▶ **Set problem**: Lay out the following material as a Markdown table with two columns, Row and Text: the row number in the first and one line of the material in the second. Omit blank lines and any pictures.

## Start

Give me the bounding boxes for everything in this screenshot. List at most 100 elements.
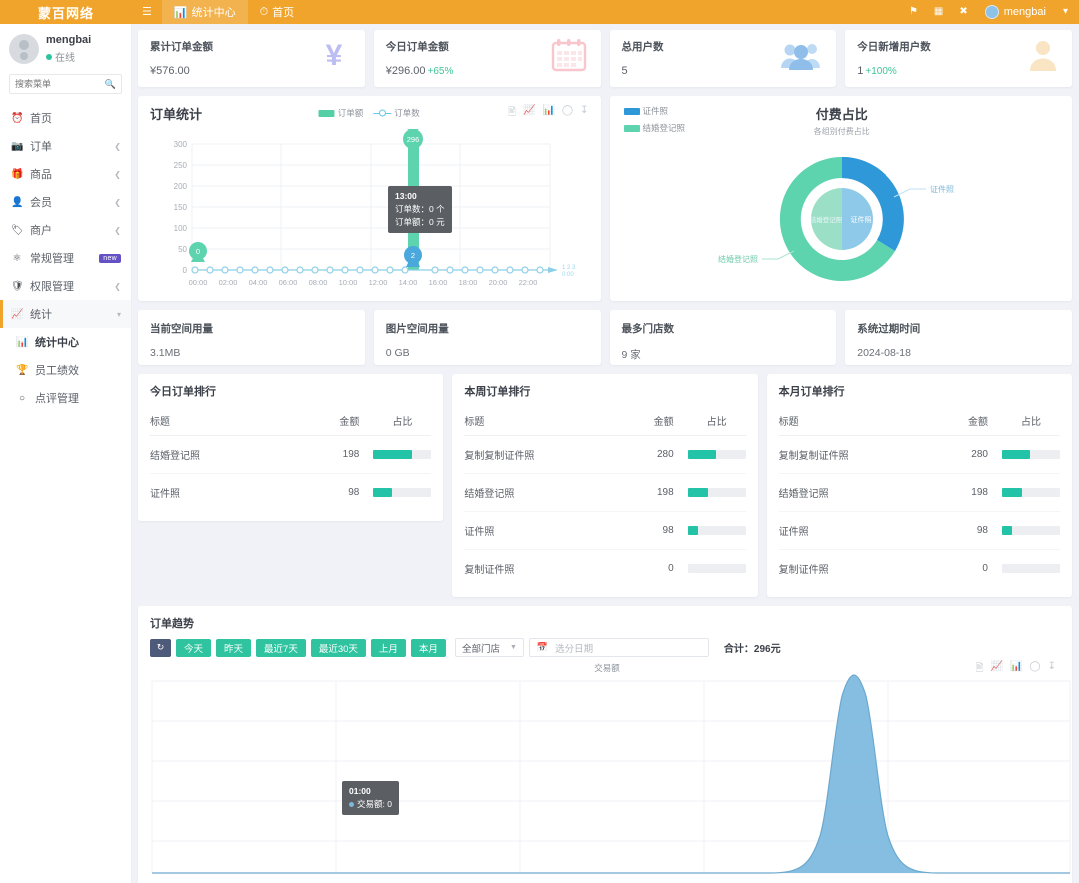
svg-text:02:00: 02:00	[219, 278, 238, 287]
line-chart-icon[interactable]: 📈	[990, 661, 1003, 672]
sidebar-item-review-management[interactable]: ○ 点评管理	[0, 384, 131, 412]
chevron-left-icon: ❮	[114, 197, 121, 207]
stat-delta: +100%	[865, 66, 897, 77]
tab-label: 统计中心	[191, 7, 236, 19]
refresh-button[interactable]: ↻	[150, 638, 171, 657]
sidebar-item-staff-performance[interactable]: 🏆 员工绩效	[0, 356, 131, 384]
clock-icon: ⏱	[259, 5, 269, 18]
cell-pct	[673, 435, 746, 474]
cell-title: 复制证件照	[778, 565, 829, 576]
line-chart-icon[interactable]: 📈	[523, 105, 536, 116]
sidebar-menu: ⏰ 首页 📷 订单 ❮ 🎁 商品 ❮ 👤 会员 ❮ 🏷 商户 ❮	[0, 104, 131, 422]
legend-item-count[interactable]: 订单数	[373, 107, 420, 119]
user-name: mengbai	[1003, 6, 1046, 18]
stat-label: 系统过期时间	[857, 323, 921, 335]
progress-track	[1001, 450, 1060, 459]
legend-item-id-photo[interactable]: 证件照	[623, 105, 686, 117]
home-icon[interactable]: ⚑	[908, 6, 918, 17]
sidebar-item-orders[interactable]: 📷 订单 ❮	[0, 132, 131, 160]
sidebar-item-label: 员工绩效	[35, 365, 79, 377]
trend-title: 订单趋势	[150, 618, 194, 630]
range-button-yesterday[interactable]: 昨天	[216, 638, 252, 657]
sidebar-profile[interactable]: mengbai 在线	[0, 24, 131, 72]
new-badge: new	[99, 253, 121, 263]
restore-icon[interactable]: ◯	[1029, 661, 1041, 672]
col-pct: 占比	[673, 408, 746, 436]
clock-icon: ⏰	[11, 112, 24, 124]
svg-text:100: 100	[174, 224, 188, 233]
sidebar-item-general-management[interactable]: ⚛ 常规管理 new	[0, 244, 131, 272]
cell-pct	[674, 550, 746, 588]
cell-pct	[988, 550, 1060, 588]
tab-label: 首页	[272, 7, 295, 19]
order-trend-card: 订单趋势 ↻ 今天 昨天 最近7天 最近30天 上月 本月 全部门店 ▼ 📅 选…	[138, 606, 1072, 883]
range-button-today[interactable]: 今天	[176, 638, 212, 657]
marker-0: 0	[189, 242, 207, 262]
sliders-icon: ⚛	[12, 252, 22, 264]
stat-card-current-space-usage: 当前空间用量 3.1MB	[138, 310, 365, 365]
progress-track	[687, 450, 746, 459]
bar-chart-icon[interactable]: 📊	[1009, 661, 1023, 672]
search-input[interactable]	[15, 79, 105, 89]
range-button-this-month[interactable]: 本月	[410, 638, 446, 657]
cell-pct	[987, 435, 1060, 474]
cell-title: 结婚登记照	[464, 473, 616, 512]
table-row: 证件照 98	[150, 474, 432, 512]
sidebar-item-permission-management[interactable]: 🛡 权限管理 ❮	[0, 272, 131, 300]
sidebar-item-statistics[interactable]: 📈 统计 ▾	[0, 300, 131, 328]
yen-icon: ¥	[317, 38, 351, 72]
sidebar-item-statistics-center[interactable]: 📊 统计中心	[0, 328, 131, 356]
search-icon[interactable]: 🔍	[104, 78, 116, 89]
legend-label: 订单额	[337, 108, 364, 118]
legend-item-amount[interactable]: 订单额	[318, 107, 364, 119]
data-view-icon[interactable]: 🖹	[975, 663, 984, 674]
data-view-icon[interactable]: 🖹	[507, 107, 516, 118]
tab-statistics-center[interactable]: 📊 统计中心	[161, 0, 248, 24]
slice-marriage-photo[interactable]	[779, 156, 895, 281]
progress-fill	[1001, 488, 1023, 497]
sidebar-item-merchants[interactable]: 🏷 商户 ❮	[0, 216, 131, 244]
restore-icon[interactable]: ◯	[561, 105, 574, 116]
stat-label: 总用户数	[621, 41, 664, 53]
svg-text:200: 200	[174, 182, 188, 191]
tooltip-marker-icon	[349, 802, 354, 807]
legend-swatch	[623, 107, 640, 115]
range-button-last-month[interactable]: 上月	[370, 638, 406, 657]
chevron-down-icon[interactable]: ▾	[1062, 6, 1068, 17]
sidebar-item-products[interactable]: 🎁 商品 ❮	[0, 160, 131, 188]
payment-ratio-chart: 付费占比 各组别付费占比 证件照 结婚登记照	[609, 96, 1072, 301]
range-button-last-30-days[interactable]: 最近30天	[310, 638, 366, 657]
store-select[interactable]: 全部门店 ▼	[454, 638, 524, 657]
bar-chart-icon[interactable]: 📊	[542, 105, 555, 116]
legend-item-marriage-photo[interactable]: 结婚登记照	[623, 122, 685, 134]
table-row: 复制证件照 0	[464, 550, 746, 588]
svg-text:1 2 3: 1 2 3	[562, 265, 576, 271]
date-picker[interactable]: 📅 选分日期	[528, 638, 709, 657]
brand-logo[interactable]: 蒙百网络	[37, 5, 94, 21]
sidebar-item-members[interactable]: 👤 会员 ❮	[0, 188, 131, 216]
cell-title: 复制复制证件照	[464, 435, 616, 474]
trash-icon[interactable]: ▦	[933, 6, 944, 17]
col-amount: 金额	[929, 408, 988, 436]
fullscreen-icon[interactable]: ✖	[959, 6, 968, 17]
range-button-last-7-days[interactable]: 最近7天	[256, 638, 306, 657]
stat-value: ¥296.00	[385, 65, 426, 77]
avatar	[984, 5, 999, 19]
chevron-left-icon: ❮	[114, 141, 121, 151]
stat-value: 2024-08-18	[857, 347, 911, 359]
sidebar-search[interactable]: 🔍	[9, 74, 122, 94]
download-icon[interactable]: ↧	[580, 105, 589, 116]
sidebar-item-home[interactable]: ⏰ 首页	[0, 104, 131, 132]
progress-track	[1001, 488, 1060, 497]
trend-legend[interactable]: 交易额	[590, 662, 620, 674]
table-row: 复制复制证件照 280	[778, 435, 1060, 474]
stat-card-today-order-amount: 今日订单金额 ¥296.00 +65%	[373, 30, 601, 87]
sidebar-item-label: 订单	[30, 141, 52, 153]
user-menu[interactable]: mengbai	[977, 5, 1054, 19]
sidebar-item-label: 商户	[30, 225, 52, 237]
slice-id-photo[interactable]	[841, 157, 904, 251]
tab-home[interactable]: ⏱ 首页	[248, 0, 307, 24]
hamburger-icon[interactable]: ☰	[142, 6, 152, 18]
download-icon[interactable]: ↧	[1047, 661, 1056, 672]
trend-area[interactable]	[152, 675, 1070, 873]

## End

▶ **Reply**:
| Row | Text |
|---|---|
| 1 | Give me the bounding boxes for everything in this screenshot. List at most 100 elements. |
| 2 | svg-text:02:00: 02:00	[219, 278, 238, 287] |
| 3 | line-chart-icon[interactable]: 📈	[990, 661, 1003, 672] |
| 4 | sidebar-item-review-management[interactable]: ○ 点评管理	[0, 384, 131, 412] |
| 5 | chevron-left-icon: ❮	[114, 197, 121, 207] |
| 6 | stat-delta: +100%	[865, 66, 897, 77] |
| 7 | tab-label: 统计中心	[191, 7, 236, 19] |
| 8 | refresh-button[interactable]: ↻	[150, 638, 171, 657] |
| 9 | sidebar-item-staff-performance[interactable]: 🏆 员工绩效	[0, 356, 131, 384] |
| 10 | clock-icon: ⏱	[259, 5, 269, 18] |
| 11 | cell-pct	[673, 435, 746, 474] |
| 12 | cell-title: 复制证件照	[778, 565, 829, 576] |
| 13 | line-chart-icon[interactable]: 📈	[523, 105, 536, 116] |
| 14 | sidebar-menu: ⏰ 首页 📷 订单 ❮ 🎁 商品 ❮ 👤 会员 ❮ 🏷 商户 ❮	[0, 104, 131, 422] |
| 15 | legend-item-count[interactable]: 订单数	[373, 107, 420, 119] |
| 16 | user-name: mengbai	[1003, 6, 1046, 18] |
| 17 | stat-label: 系统过期时间	[857, 323, 921, 335] |
| 18 | progress-track	[1001, 450, 1060, 459] |
| 19 | legend-item-id-photo[interactable]: 证件照	[623, 105, 686, 117] |
| 20 | home-icon[interactable]: ⚑	[908, 6, 918, 17] |
| 21 | sidebar-item-orders[interactable]: 📷 订单 ❮	[0, 132, 131, 160] |
| 22 | sidebar-item-label: 员工绩效	[35, 365, 79, 377] |
| 23 | trend-title: 订单趋势	[150, 618, 194, 630] |
| 24 | range-button-yesterday[interactable]: 昨天	[216, 638, 252, 657] |
| 25 | sidebar-profile[interactable]: mengbai 在线	[0, 24, 131, 72] |
| 26 | new-badge: new	[99, 253, 121, 263] |
| 27 | restore-icon[interactable]: ◯	[1029, 661, 1041, 672] |
| 28 | col-pct: 占比	[673, 408, 746, 436] |
| 29 | clock-icon: ⏰	[11, 112, 24, 124] |
| 30 | svg-text:100: 100	[174, 224, 188, 233] |
| 31 | sidebar-item-general-management[interactable]: ⚛ 常规管理 new	[0, 244, 131, 272] |
| 32 | cell-pct	[674, 550, 746, 588] |
| 33 | cell-pct	[988, 550, 1060, 588] |
| 34 | tab-label: 首页	[272, 7, 295, 19] |
| 35 | order-trend-card: 订单趋势 ↻ 今天 昨天 最近7天 最近30天 上月 本月 全部门店 ▼ 📅 选…	[138, 606, 1072, 883] |
| 36 | range-button-today[interactable]: 今天	[176, 638, 212, 657] |
| 37 | marker-0: 0	[189, 242, 207, 262] |
| 38 | sliders-icon: ⚛	[12, 252, 22, 264] |
| 39 | stat-card-current-space-usage: 当前空间用量 3.1MB	[138, 310, 365, 365] |
| 40 | progress-track	[687, 450, 746, 459] |
| 41 | bar-chart-icon[interactable]: 📊	[1009, 661, 1023, 672] |
| 42 | search-input[interactable]	[15, 79, 105, 89] |
| 43 | range-button-this-month[interactable]: 本月	[410, 638, 446, 657] |
| 44 | cell-pct	[987, 435, 1060, 474] |
| 45 | cell-title: 结婚登记照	[464, 473, 616, 512] |
| 46 | table-row: 证件照 98	[150, 474, 432, 512] |
| 47 | sidebar-item-permission-management[interactable]: 🛡 权限管理 ❮	[0, 272, 131, 300] |
| 48 | sidebar-item-statistics[interactable]: 📈 统计 ▾	[0, 300, 131, 328] |
| 49 | yen-icon: ¥	[317, 38, 351, 72] |
| 50 | sidebar-item-statistics-center[interactable]: 📊 统计中心	[0, 328, 131, 356] |
| 51 | search-icon[interactable]: 🔍	[104, 78, 116, 89] |
| 52 | legend-label: 订单额	[337, 108, 364, 118] |
| 53 | legend-item-amount[interactable]: 订单额	[318, 107, 364, 119] |
| 54 | data-view-icon[interactable]: 🖹	[975, 663, 984, 674] |
| 55 | data-view-icon[interactable]: 🖹	[507, 107, 516, 118] |
| 56 | tab-statistics-center[interactable]: 📊 统计中心	[161, 0, 248, 24] |
| 57 | slice-marriage-photo[interactable]	[779, 156, 895, 281] |
| 58 | progress-fill	[1001, 488, 1023, 497] |
| 59 | sidebar-item-merchants[interactable]: 🏷 商户 ❮	[0, 216, 131, 244] |
| 60 | restore-icon[interactable]: ◯	[561, 105, 574, 116] |
| 61 | stat-label: 总用户数	[621, 41, 664, 53] |
| 62 | svg-text:200: 200	[174, 182, 188, 191] |
| 63 | tooltip-marker-icon	[349, 802, 354, 807] |
| 64 | legend-swatch	[623, 107, 640, 115] |
| 65 | range-button-last-month[interactable]: 上月	[370, 638, 406, 657] |
| 66 | chevron-down-icon[interactable]: ▾	[1062, 6, 1068, 17] |
| 67 | sidebar-item-products[interactable]: 🎁 商品 ❮	[0, 160, 131, 188] |
| 68 | payment-ratio-chart: 付费占比 各组别付费占比 证件照 结婚登记照	[609, 96, 1072, 301] |
| 69 | range-button-last-30-days[interactable]: 最近30天	[310, 638, 366, 657] |
| 70 | store-select[interactable]: 全部门店 ▼	[454, 638, 524, 657] |
| 71 | bar-chart-icon[interactable]: 📊	[542, 105, 555, 116] |
| 72 | legend-item-marriage-photo[interactable]: 结婚登记照	[623, 122, 685, 134] |
| 73 | table-row: 复制证件照 0	[464, 550, 746, 588] |
| 74 | svg-text:1 2 3: 1 2 3	[562, 265, 576, 271] |
| 75 | date-picker[interactable]: 📅 选分日期	[528, 638, 709, 657] |
| 76 | brand-logo[interactable]: 蒙百网络	[37, 5, 94, 21] |
| 77 | sidebar-item-members[interactable]: 👤 会员 ❮	[0, 188, 131, 216] |
| 78 | cell-title: 复制复制证件照	[464, 435, 616, 474] |
| 79 | trash-icon[interactable]: ▦	[933, 6, 944, 17] |
| 80 | col-amount: 金额	[929, 408, 988, 436] |
| 81 | fullscreen-icon[interactable]: ✖	[959, 6, 968, 17] |
| 82 | range-button-last-7-days[interactable]: 最近7天	[256, 638, 306, 657] |
| 83 | stat-value: ¥296.00	[385, 65, 426, 77] |
| 84 | avatar	[984, 5, 999, 19] |
| 85 | chevron-left-icon: ❮	[114, 141, 121, 151] |
| 86 | stat-value: 2024-08-18	[857, 347, 911, 359] |
| 87 | sidebar-search[interactable]: 🔍	[9, 74, 122, 94] |
| 88 | download-icon[interactable]: ↧	[580, 105, 589, 116] |
| 89 | sidebar-item-home[interactable]: ⏰ 首页	[0, 104, 131, 132] |
| 90 | progress-track	[1001, 488, 1060, 497] |
| 91 | trend-legend[interactable]: 交易额	[590, 662, 620, 674] |
| 92 | table-row: 复制复制证件照 280	[778, 435, 1060, 474] |
| 93 | stat-card-today-order-amount: 今日订单金额 ¥296.00 +65%	[373, 30, 601, 87] |
| 94 | sidebar-item-label: 订单	[30, 141, 52, 153] |
| 95 | user-menu[interactable]: mengbai	[977, 5, 1054, 19] |
| 96 | sidebar-item-label: 商户	[30, 225, 52, 237] |
| 97 | slice-id-photo[interactable]	[841, 157, 904, 251] |
| 98 | tab-home[interactable]: ⏱ 首页	[248, 0, 307, 24] |
| 99 | hamburger-icon[interactable]: ☰	[142, 6, 152, 18] |
| 100 | download-icon[interactable]: ↧	[1047, 661, 1056, 672] |
| 101 | trend-area[interactable]	[152, 675, 1070, 873] |